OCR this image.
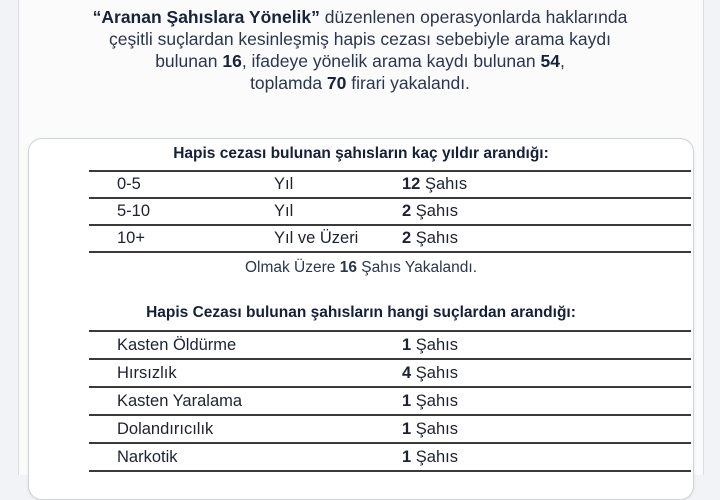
“Aranan Şahıslara Yönelik” düzenlenen operasyonlarda haklarında
çeşitli suçlardan kesinleşmiş hapis cezası sebebiyle arama kaydı
bulunan 16, ifadeye yönelik arama kaydı bulunan 54,
toplamda 70 firari yakalandı.
Hapis cezası bulunan şahısların kaç yıldır arandığı:
0-5	Yıl	12 Şahıs
5-10	Yıl	2 Şahıs
10+	Yıl ve Üzeri	2 Şahıs
Olmak Üzere 16 Şahıs Yakalandı.
Hapis Cezası bulunan şahısların hangi suçlardan arandığı:
Kasten Öldürme	1 Şahıs
Hırsızlık	4 Şahıs
Kasten Yaralama	1 Şahıs
Dolandırıcılık	1 Şahıs
Narkotik	1 Şahıs
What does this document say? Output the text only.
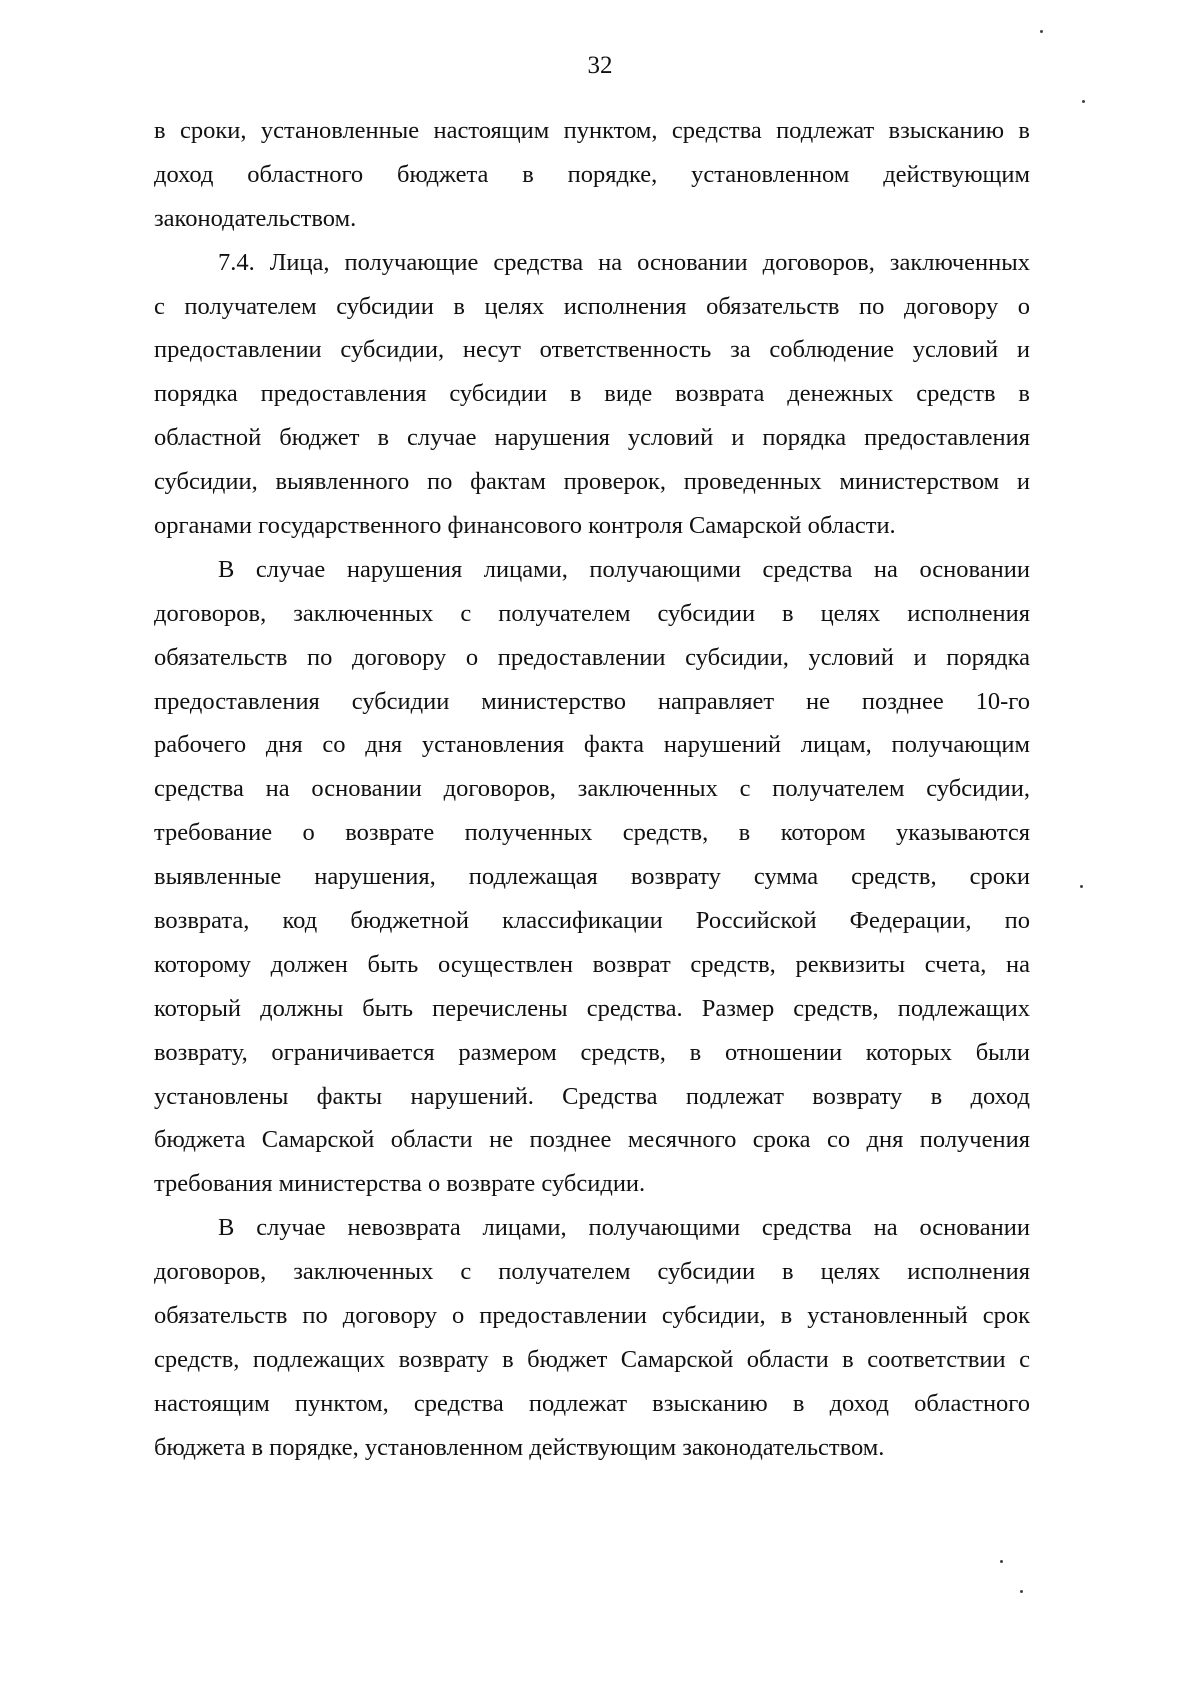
32
в сроки, установленные настоящим пунктом, средства подлежат взысканию в
доход областного бюджета в порядке, установленном действующим
законодательством.
7.4. Лица, получающие средства на основании договоров, заключенных
с получателем субсидии в целях исполнения обязательств по договору о
предоставлении субсидии, несут ответственность за соблюдение условий и
порядка предоставления субсидии в виде возврата денежных средств в
областной бюджет в случае нарушения условий и порядка предоставления
субсидии, выявленного по фактам проверок, проведенных министерством и
органами государственного финансового контроля Самарской области.
В случае нарушения лицами, получающими средства на основании
договоров, заключенных с получателем субсидии в целях исполнения
обязательств по договору о предоставлении субсидии, условий и порядка
предоставления субсидии министерство направляет не позднее 10-го
рабочего дня со дня установления факта нарушений лицам, получающим
средства на основании договоров, заключенных с получателем субсидии,
требование о возврате полученных средств, в котором указываются
выявленные нарушения, подлежащая возврату сумма средств, сроки
возврата, код бюджетной классификации Российской Федерации, по
которому должен быть осуществлен возврат средств, реквизиты счета, на
который должны быть перечислены средства. Размер средств, подлежащих
возврату, ограничивается размером средств, в отношении которых были
установлены факты нарушений. Средства подлежат возврату в доход
бюджета Самарской области не позднее месячного срока со дня получения
требования министерства о возврате субсидии.
В случае невозврата лицами, получающими средства на основании
договоров, заключенных с получателем субсидии в целях исполнения
обязательств по договору о предоставлении субсидии, в установленный срок
средств, подлежащих возврату в бюджет Самарской области в соответствии с
настоящим пунктом, средства подлежат взысканию в доход областного
бюджета в порядке, установленном действующим законодательством.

..............................

* **Request**: Go through the entries above and pull out each line with "нарушения" in it.

* **Task result**:
областной бюджет в случае нарушения условий и порядка предоставления
В случае нарушения лицами, получающими средства на основании
выявленные нарушения, подлежащая возврату сумма средств, сроки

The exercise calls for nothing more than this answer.